# [EXERCISE GOAL]
Set down, in full, every record in the block.

# [SUPPLIED RECORDS]

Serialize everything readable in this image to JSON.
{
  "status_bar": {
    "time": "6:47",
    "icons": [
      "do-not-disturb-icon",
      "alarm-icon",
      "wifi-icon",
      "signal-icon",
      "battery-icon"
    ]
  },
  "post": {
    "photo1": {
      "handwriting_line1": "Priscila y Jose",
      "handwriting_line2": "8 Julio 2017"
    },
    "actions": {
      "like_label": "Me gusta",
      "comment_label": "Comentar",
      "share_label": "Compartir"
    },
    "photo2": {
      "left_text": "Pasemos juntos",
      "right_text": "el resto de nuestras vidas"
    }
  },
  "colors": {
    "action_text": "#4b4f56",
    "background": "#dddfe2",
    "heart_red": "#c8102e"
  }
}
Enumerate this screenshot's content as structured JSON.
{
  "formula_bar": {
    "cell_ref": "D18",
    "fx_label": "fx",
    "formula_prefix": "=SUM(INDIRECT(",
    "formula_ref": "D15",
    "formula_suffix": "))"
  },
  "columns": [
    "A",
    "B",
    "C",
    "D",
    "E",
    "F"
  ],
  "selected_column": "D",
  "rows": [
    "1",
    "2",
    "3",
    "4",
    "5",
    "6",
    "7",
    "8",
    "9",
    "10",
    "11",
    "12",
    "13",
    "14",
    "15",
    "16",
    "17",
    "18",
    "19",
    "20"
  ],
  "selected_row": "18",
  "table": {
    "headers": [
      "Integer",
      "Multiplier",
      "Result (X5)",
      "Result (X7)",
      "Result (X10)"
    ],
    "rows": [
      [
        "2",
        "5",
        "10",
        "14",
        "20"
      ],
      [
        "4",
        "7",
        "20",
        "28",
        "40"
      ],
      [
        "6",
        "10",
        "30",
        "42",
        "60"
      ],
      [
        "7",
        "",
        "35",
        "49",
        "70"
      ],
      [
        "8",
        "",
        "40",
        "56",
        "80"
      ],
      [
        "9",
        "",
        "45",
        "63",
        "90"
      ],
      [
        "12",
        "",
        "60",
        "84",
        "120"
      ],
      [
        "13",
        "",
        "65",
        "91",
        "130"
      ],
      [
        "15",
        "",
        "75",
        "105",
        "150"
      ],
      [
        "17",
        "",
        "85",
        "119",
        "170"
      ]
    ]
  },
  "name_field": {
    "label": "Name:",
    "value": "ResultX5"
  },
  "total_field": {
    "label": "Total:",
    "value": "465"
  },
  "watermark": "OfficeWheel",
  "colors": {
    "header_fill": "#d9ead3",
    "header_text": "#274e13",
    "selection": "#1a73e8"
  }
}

# [EXERCISE SOLUTION]
Serialize everything readable in this image to JSON.
{
  "status_bar": {
    "time": "6:47",
    "icons": [
      "do-not-disturb-icon",
      "alarm-icon",
      "wifi-icon",
      "signal-icon",
      "battery-icon"
    ]
  },
  "post": {
    "photo1": {
      "handwriting_line1": "Priscila y Jose",
      "handwriting_line2": "8 Julio 2017"
    },
    "actions": {
      "like_label": "Me gusta",
      "comment_label": "Comentar",
      "share_label": "Compartir"
    },
    "photo2": {
      "left_text": "Pasemos juntos",
      "right_text": "el resto de nuestras vidas"
    }
  },
  "colors": {
    "action_text": "#4b4f56",
    "background": "#dddfe2",
    "heart_red": "#c8102e"
  }
}
Enumerate this screenshot's content as structured JSON.
{
  "formula_bar": {
    "cell_ref": "D18",
    "fx_label": "fx",
    "formula_prefix": "=SUM(INDIRECT(",
    "formula_ref": "D15",
    "formula_suffix": "))"
  },
  "columns": [
    "A",
    "B",
    "C",
    "D",
    "E",
    "F"
  ],
  "selected_column": "D",
  "rows": [
    "1",
    "2",
    "3",
    "4",
    "5",
    "6",
    "7",
    "8",
    "9",
    "10",
    "11",
    "12",
    "13",
    "14",
    "15",
    "16",
    "17",
    "18",
    "19",
    "20"
  ],
  "selected_row": "18",
  "table": {
    "headers": [
      "Integer",
      "Multiplier",
      "Result (X5)",
      "Result (X7)",
      "Result (X10)"
    ],
    "rows": [
      [
        "2",
        "5",
        "10",
        "14",
        "20"
      ],
      [
        "4",
        "7",
        "20",
        "28",
        "40"
      ],
      [
        "6",
        "10",
        "30",
        "42",
        "60"
      ],
      [
        "7",
        "",
        "35",
        "49",
        "70"
      ],
      [
        "8",
        "",
        "40",
        "56",
        "80"
      ],
      [
        "9",
        "",
        "45",
        "63",
        "90"
      ],
      [
        "12",
        "",
        "60",
        "84",
        "120"
      ],
      [
        "13",
        "",
        "65",
        "91",
        "130"
      ],
      [
        "15",
        "",
        "75",
        "105",
        "150"
      ],
      [
        "17",
        "",
        "85",
        "119",
        "170"
      ]
    ]
  },
  "name_field": {
    "label": "Name:",
    "value": "ResultX5"
  },
  "total_field": {
    "label": "Total:",
    "value": "465"
  },
  "watermark": "OfficeWheel",
  "colors": {
    "header_fill": "#d9ead3",
    "header_text": "#274e13",
    "selection": "#1a73e8"
  }
}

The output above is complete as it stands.